EXTRACT below:

The agenda of Turkish denial, which in view of the upcoming 100th
anniversary of the genocide is taking on a new quality of
state-institutional organization, by no means consists solely in the
negation of dark remembrance. The denial is a political strategy and the
basis of a policy: It is an integral element in the process of forming a
national Turkish identity. In this context, the suppression of the
analysis of one’s own history by Turkish “state opinion” enables a
repressive policy on minorities, a disregard of human rights, and an
acceleration of racist prejudices in Turkey, where the word “Armenian”
is still used as a defamatory swear word.
If the ECHR now places Perincek’s claim that the genocide of the
Armenians is an “international lie” under the protection of the human
right to freedom of expression, this has far-reaching consequences. For,
on the one hand, the qualification of the opposite standpoint as a
“lie” means depriving it of its status as an expression of opinion and
defaming it as a deliberately false factual assertion. On the other
hand, the protection of this defamation by the fundamental right to
freedom of expression ultimately applies not only to individual
expression but also to the system of political denial in which this
expression is made. It is not without reason that following the
announcement of the verdict, Turkish newspapers reported that although
it was Perinçek, the now heralded kahraman (hero), who had
enforced his rights before the ECHR, the verdict also meant a victory
for Turkey—and its politics of history and identity, as well as its
national politics.

End of EXTRACT.
DATA RECORDS below:

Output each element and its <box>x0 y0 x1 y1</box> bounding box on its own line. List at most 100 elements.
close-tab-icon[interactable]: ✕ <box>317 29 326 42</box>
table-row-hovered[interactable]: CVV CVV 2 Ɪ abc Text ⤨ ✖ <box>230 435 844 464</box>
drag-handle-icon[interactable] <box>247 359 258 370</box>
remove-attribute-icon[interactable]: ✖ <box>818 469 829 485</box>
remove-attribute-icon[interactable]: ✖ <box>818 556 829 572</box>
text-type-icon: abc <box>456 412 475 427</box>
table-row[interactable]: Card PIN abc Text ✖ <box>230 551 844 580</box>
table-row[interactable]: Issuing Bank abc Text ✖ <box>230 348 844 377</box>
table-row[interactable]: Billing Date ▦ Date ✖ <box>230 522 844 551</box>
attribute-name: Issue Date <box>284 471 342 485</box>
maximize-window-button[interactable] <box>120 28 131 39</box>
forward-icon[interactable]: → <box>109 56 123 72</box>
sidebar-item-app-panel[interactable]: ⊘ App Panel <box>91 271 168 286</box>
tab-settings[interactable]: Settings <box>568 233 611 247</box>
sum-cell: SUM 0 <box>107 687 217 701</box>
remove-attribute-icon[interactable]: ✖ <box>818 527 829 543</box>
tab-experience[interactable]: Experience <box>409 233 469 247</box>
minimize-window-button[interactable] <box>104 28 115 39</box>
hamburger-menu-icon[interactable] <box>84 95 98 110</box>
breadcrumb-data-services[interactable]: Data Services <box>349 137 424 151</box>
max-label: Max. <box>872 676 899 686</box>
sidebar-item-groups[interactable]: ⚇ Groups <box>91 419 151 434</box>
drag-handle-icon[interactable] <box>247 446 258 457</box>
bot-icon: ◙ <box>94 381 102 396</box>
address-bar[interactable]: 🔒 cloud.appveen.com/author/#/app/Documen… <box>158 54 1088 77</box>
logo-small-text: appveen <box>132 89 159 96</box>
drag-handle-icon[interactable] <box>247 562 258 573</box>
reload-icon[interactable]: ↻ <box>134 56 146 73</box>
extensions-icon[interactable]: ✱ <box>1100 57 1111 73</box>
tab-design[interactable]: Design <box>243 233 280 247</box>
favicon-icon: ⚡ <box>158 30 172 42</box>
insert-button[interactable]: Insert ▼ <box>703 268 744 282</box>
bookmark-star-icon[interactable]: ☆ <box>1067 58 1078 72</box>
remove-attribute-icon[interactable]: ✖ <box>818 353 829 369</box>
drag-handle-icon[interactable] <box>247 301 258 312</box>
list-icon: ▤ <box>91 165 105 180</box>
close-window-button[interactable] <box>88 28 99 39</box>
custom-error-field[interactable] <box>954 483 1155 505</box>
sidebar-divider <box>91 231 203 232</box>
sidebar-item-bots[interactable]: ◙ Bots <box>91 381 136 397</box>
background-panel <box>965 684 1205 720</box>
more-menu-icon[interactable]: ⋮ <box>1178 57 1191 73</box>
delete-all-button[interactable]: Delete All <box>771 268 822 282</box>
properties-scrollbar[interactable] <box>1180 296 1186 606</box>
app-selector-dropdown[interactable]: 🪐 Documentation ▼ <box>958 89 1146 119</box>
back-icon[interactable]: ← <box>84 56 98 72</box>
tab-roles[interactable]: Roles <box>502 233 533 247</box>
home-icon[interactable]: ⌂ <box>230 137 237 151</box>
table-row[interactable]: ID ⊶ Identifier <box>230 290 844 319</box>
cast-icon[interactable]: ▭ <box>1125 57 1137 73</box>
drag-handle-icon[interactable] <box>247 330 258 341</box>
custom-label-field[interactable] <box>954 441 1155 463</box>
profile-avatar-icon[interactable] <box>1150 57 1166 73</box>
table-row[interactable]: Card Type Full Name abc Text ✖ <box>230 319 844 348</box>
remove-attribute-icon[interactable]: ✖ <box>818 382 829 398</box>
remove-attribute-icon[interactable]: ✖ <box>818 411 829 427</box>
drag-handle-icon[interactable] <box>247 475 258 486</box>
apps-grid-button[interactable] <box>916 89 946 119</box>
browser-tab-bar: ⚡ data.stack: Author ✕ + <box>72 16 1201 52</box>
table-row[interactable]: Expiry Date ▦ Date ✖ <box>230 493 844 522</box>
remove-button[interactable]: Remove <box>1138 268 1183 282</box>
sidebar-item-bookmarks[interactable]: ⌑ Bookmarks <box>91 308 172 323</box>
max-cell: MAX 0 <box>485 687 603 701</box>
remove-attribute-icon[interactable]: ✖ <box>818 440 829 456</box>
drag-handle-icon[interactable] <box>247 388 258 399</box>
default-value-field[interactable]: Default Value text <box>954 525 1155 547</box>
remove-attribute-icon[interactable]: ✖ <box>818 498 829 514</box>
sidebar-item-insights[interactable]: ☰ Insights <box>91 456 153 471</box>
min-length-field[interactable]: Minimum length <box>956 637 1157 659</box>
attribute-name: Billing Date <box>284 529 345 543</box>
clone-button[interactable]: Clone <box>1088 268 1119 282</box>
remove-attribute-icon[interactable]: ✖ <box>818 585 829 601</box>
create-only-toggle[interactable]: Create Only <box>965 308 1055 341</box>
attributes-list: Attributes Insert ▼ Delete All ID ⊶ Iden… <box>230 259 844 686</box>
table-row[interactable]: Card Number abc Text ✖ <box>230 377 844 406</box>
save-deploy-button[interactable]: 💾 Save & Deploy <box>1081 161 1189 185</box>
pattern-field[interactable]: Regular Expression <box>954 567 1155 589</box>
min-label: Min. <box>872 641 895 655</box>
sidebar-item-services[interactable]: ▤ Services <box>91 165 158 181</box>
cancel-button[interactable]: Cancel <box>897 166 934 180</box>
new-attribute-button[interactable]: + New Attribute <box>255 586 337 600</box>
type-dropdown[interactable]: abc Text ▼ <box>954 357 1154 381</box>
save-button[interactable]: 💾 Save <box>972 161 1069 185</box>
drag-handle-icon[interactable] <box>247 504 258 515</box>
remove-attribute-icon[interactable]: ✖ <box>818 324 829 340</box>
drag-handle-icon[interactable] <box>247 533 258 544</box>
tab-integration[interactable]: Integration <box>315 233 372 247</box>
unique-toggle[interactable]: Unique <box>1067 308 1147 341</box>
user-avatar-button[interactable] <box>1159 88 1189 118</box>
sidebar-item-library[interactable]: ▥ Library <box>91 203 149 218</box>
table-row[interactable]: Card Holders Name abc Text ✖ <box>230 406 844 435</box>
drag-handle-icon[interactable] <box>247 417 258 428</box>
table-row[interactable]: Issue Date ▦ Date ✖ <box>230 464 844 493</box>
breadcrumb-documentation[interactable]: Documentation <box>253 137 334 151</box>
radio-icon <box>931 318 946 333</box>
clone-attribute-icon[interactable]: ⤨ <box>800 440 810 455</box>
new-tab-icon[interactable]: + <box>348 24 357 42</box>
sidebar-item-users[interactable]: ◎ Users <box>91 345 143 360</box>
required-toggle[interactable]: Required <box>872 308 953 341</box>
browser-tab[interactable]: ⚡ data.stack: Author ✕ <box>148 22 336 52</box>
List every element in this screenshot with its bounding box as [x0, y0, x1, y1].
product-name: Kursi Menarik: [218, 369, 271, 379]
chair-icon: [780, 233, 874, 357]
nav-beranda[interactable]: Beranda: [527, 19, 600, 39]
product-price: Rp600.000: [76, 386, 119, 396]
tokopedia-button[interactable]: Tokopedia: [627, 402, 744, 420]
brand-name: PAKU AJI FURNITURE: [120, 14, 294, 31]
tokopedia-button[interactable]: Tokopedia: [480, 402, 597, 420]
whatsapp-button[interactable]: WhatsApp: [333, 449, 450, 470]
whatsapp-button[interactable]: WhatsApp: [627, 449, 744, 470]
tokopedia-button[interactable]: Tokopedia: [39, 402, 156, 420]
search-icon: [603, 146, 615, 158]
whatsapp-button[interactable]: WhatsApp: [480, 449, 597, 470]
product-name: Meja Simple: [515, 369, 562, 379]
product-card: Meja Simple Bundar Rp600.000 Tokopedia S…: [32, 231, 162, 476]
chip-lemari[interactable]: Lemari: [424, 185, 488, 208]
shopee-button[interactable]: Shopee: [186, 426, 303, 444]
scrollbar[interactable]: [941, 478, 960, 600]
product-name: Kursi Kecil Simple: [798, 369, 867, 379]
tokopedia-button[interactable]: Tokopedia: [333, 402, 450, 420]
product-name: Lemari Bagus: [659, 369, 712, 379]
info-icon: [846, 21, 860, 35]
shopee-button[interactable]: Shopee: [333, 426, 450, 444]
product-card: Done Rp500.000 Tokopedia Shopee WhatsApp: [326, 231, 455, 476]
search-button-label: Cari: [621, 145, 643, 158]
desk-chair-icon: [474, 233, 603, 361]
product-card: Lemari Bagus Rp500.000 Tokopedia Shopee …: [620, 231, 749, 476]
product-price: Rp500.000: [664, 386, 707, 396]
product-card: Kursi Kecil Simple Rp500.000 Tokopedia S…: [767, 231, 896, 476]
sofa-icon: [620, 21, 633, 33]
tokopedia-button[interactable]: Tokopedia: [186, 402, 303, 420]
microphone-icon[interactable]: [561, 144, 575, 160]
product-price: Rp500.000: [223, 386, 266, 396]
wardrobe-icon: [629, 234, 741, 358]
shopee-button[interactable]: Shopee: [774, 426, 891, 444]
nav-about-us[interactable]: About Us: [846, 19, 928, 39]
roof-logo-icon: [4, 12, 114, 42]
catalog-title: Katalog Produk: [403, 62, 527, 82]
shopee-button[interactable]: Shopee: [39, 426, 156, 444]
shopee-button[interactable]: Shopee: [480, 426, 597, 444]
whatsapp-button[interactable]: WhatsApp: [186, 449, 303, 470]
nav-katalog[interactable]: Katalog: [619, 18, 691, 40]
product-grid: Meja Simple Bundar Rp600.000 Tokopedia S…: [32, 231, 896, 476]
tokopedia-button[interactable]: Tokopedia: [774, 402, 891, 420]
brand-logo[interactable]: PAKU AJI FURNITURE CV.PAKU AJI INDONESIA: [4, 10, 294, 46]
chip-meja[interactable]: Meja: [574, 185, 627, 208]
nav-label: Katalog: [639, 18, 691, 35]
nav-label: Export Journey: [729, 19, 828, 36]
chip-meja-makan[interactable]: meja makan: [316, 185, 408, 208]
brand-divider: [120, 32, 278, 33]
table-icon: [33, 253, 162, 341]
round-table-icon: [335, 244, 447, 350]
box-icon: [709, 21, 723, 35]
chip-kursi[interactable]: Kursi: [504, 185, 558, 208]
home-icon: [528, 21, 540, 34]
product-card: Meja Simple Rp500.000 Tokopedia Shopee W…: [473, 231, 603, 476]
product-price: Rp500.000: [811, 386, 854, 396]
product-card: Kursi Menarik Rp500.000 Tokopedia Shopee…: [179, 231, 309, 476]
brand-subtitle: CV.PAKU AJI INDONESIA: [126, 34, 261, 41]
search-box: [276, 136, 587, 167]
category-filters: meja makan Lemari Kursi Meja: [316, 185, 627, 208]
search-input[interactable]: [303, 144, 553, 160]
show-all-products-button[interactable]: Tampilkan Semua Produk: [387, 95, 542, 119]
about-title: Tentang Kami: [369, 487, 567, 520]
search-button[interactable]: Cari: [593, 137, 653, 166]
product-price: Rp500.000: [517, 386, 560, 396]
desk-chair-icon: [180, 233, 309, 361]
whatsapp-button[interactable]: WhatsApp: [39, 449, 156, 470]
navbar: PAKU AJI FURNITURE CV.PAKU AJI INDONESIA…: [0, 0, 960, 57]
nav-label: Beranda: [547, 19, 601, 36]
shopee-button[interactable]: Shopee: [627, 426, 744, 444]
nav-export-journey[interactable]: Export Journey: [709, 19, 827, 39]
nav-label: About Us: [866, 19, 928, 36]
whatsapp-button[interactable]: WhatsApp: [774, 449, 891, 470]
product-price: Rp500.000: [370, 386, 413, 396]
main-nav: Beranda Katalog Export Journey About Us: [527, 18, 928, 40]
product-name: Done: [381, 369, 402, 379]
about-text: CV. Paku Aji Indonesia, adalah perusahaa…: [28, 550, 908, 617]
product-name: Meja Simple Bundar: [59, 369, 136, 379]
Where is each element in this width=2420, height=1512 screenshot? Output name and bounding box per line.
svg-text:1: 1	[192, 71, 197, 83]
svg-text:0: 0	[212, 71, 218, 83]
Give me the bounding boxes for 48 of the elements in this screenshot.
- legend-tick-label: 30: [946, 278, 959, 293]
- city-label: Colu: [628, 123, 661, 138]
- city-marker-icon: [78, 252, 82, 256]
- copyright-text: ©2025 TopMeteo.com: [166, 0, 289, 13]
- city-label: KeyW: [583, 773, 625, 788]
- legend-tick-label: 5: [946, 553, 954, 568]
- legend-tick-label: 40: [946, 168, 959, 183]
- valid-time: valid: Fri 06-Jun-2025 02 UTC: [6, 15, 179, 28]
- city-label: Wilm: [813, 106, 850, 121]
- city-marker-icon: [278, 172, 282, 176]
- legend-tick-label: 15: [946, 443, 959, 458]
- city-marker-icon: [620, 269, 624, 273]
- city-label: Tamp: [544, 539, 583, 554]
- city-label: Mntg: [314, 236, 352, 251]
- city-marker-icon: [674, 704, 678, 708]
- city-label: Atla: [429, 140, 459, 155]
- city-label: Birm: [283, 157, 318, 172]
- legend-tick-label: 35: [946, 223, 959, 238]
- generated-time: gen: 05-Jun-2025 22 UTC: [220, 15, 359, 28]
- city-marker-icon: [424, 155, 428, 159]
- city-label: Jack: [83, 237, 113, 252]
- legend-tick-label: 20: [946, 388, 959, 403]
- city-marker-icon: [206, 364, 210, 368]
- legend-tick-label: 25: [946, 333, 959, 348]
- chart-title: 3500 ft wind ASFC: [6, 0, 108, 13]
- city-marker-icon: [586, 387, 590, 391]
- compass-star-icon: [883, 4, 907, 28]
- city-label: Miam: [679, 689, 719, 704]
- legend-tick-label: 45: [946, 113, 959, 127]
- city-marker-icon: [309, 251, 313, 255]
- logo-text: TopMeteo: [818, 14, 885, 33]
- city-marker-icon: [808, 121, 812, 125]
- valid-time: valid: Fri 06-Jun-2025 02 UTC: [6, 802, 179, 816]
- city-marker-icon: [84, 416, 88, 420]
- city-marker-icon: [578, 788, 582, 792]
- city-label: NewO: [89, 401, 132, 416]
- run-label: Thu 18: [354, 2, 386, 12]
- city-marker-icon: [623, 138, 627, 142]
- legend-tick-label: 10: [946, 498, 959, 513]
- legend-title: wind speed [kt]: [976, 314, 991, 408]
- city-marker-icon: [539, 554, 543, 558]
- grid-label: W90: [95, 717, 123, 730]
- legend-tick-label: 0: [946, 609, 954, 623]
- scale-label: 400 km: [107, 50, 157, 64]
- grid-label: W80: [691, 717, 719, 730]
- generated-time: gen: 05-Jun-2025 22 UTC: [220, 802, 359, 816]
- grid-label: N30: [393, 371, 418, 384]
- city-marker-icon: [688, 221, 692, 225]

End of DATA RECORDS.

APPLY WHAT YOU READ:
1. Answer the following from the passage on Turkish genocide denial:
(a) According to the passage, how is the word "Armenian" still used in Turkey?
(b) What title did Turkish newspapers give Perinçek after the verdict was announced?
(c) In what process is the denial said to be an integral element?
2. Continue the passage on Turkish genocide denial from the point at which it stops.
None of the records is needed here.

PER-TASK ANSWERS:
1.
(a) As a defamatory swear word.
(b) Kahraman (hero).
(c) The process of forming a national Turkish identity.

2.
Therefore, when comparing the protection against the denial
of genocide crimes with the right to freedom of expression, we must ask
how we can defend ourselves against ways of using this freedom in order,
through consciously insufficient judgment, to endanger or deny basic
European values—and the political-strategic denial of the most severe
crimes and the denigration of their victims is an undeniable part of
this. Therefore, in its considerations regarding the Holocaust, as
mentioned, the German Federal Constitutional Court did not deem the
protected space of the freedom of expression as being breached.
But even if one had seen such expressions as opinions, thus deeming
the protected space of freedom of expression to be breached, the
question of the justification of such an encroachment still arises. In
this respect, a balancing of interests should be taken. In terms of the
punishability of genocide denial, the weight of the apparently affected
fundamental right should be weighed against the fundamentally violated,
perhaps even dissolved personal right of the victims. Here, too, a look
at the German legislation on the punishability of Auschwitz denial can
be illuminating: The core of the legislations is the protection of
victims against derision, protection against the disparagement of the
memory of the deceased, and protection of descendants against defamation
(§189 StGB).
The decision to criminalize the denial of a genocide is not a
guideline to determine history; rather, it opens up a legal space to
enable the protection of historical knowledge about the facts of the
genocide and the remembrance of the victims. Against the backdrop of the
strategic policy of denial by Turkish “state opinion” and its agents,
it would be desirable to specifically protect the remembrance of the
victims of the Armenian Genocide by the Young Turks against false
factual assertions.
Switzerland, which is exemplary in this respect regarding its
legislation and its legal practice, is called upon not to follow the
judgment of the Small Chamber of the Strasbourg Court, but to take it to
the Grand Chamber of the ECHR.(*)
As there is a danger here of undermining a fundamental principle
established following the experience of the Holocaust, an urgent task of
international politics and, particularly, its legal bodies is to
fulfill this responsibility for protection.
"The Armenian Weekly," June 9, 2014
(*) Switzerland appealed the ruling on March 11, 2014 ("Armeniaca").